(Source records)
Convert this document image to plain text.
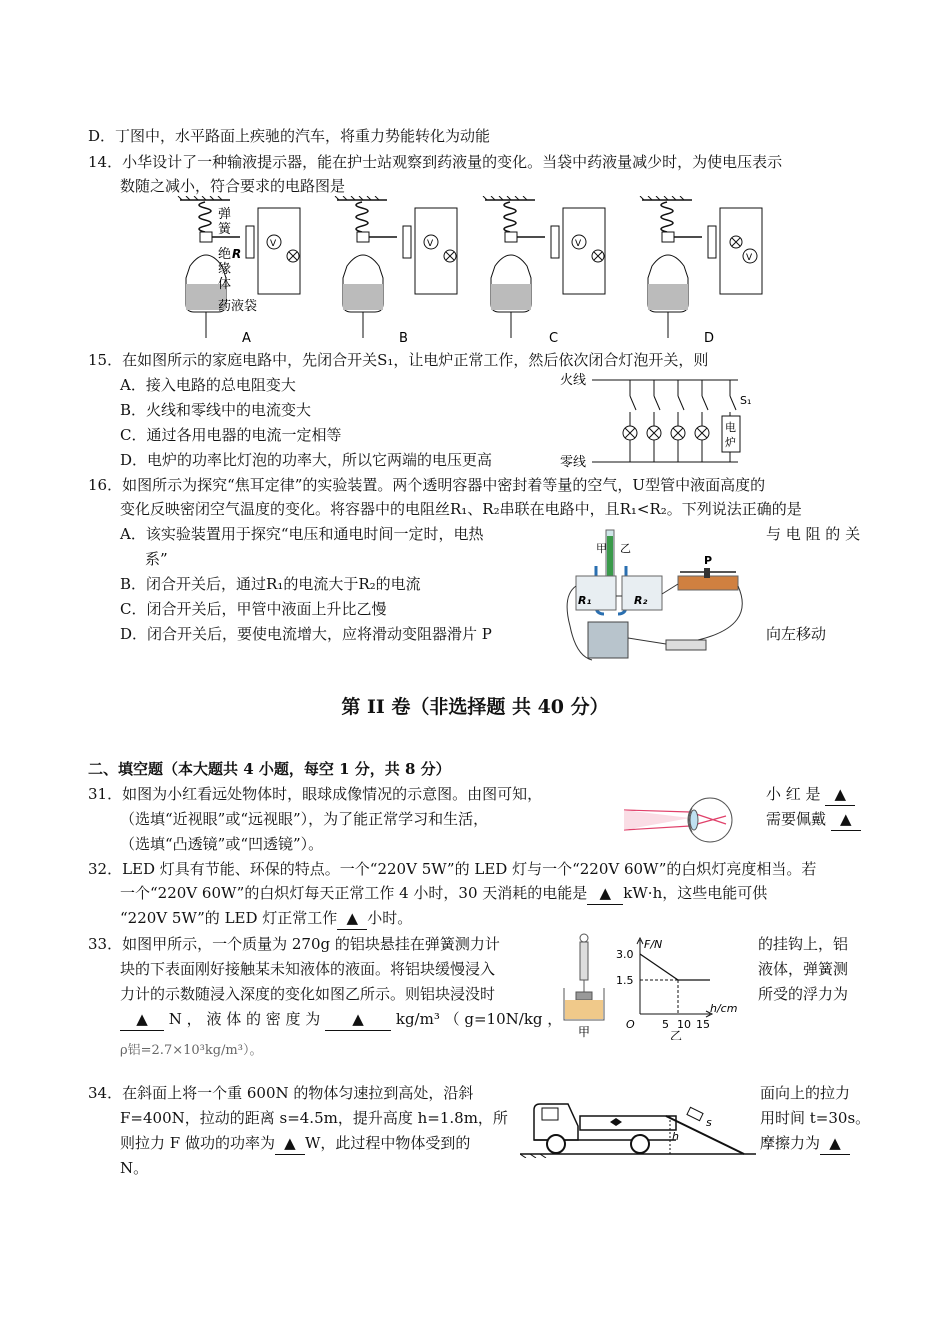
D．丁图中，水平路面上疾驰的汽车，将重力势能转化为动能
14．小华设计了一种输液提示器，能在护士站观察到药液量的变化。当袋中药液量减少时，为使电压表示
数随之减小，符合要求的电路图是
弹
簧
绝
缘
体
药液袋
R
V
A
V
B
V
C
V
D
15．在如图所示的家庭电路中，先闭合开关S₁，让电炉正常工作，然后依次闭合灯泡开关，则
A．接入电路的总电阻变大
B．火线和零线中的电流变大
C．通过各用电器的电流一定相等
D．电炉的功率比灯泡的功率大，所以它两端的电压更高
火线
零线
S₁
电
炉
16．如图所示为探究“焦耳定律”的实验装置。两个透明容器中密封着等量的空气，U型管中液面高度的
变化反映密闭空气温度的变化。将容器中的电阻丝R₁、R₂串联在电路中，且R₁<R₂。下列说法正确的是
A．该实验装置用于探究“电压和通电时间一定时，电热	与 电 阻 的 关
系”
B．闭合开关后，通过R₁的电流大于R₂的电流
C．闭合开关后，甲管中液面上升比乙慢
D．闭合开关后，要使电流增大，应将滑动变阻器滑片 P	向左移动
甲 乙
R₁	R₂
P
第 II 卷（非选择题 共 40 分）
二、填空题（本大题共 4 小题，每空 1 分，共 8 分）
31．如图为小红看远处物体时，眼球成像情况的示意图。由图可知，	小 红 是 ▲
（选填“近视眼”或“远视眼”），为了能正常学习和生活，	需要佩戴 ▲
（选填“凸透镜”或“凹透镜”）。
32．LED 灯具有节能、环保的特点。一个“220V 5W”的 LED 灯与一个“220V 60W”的白炽灯亮度相当。若
一个“220V 60W”的白炽灯每天正常工作 4 小时，30 天消耗的电能是 ▲ kW·h，这些电能可供
“220V 5W”的 LED 灯正常工作 ▲ 小时。
33．如图甲所示，一个质量为 270g 的铝块悬挂在弹簧测力计	的挂钩上，铝
块的下表面刚好接触某未知液体的液面。将铝块缓慢浸入	液体，弹簧测
力计的示数随浸入深度的变化如图乙所示。则铝块浸没时	所受的浮力为
▲ N ， 液 体 的 密 度 为 ▲ kg/m³ （ g=10N/kg ，
ρ铝=2.7×10³kg/m³）。
甲
F/N
3.0
1.5
O 5 10 15
h/cm
乙
34．在斜面上将一个重 600N 的物体匀速拉到高处，沿斜	面向上的拉力
F=400N，拉动的距离 s=4.5m，提升高度 h=1.8m，所	用时间 t=30s。
则拉力 F 做功的功率为 ▲ W，此过程中物体受到的	摩擦力为 ▲
N。
h
s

* WHAT IS EXPECTED
Collect every line from the records above that contains the word "闭合开关后".

* EXERCISE SOLUTION
B．闭合开关后，通过R₁的电流大于R₂的电流
C．闭合开关后，甲管中液面上升比乙慢
D．闭合开关后，要使电流增大，应将滑动变阻器滑片 P	向左移动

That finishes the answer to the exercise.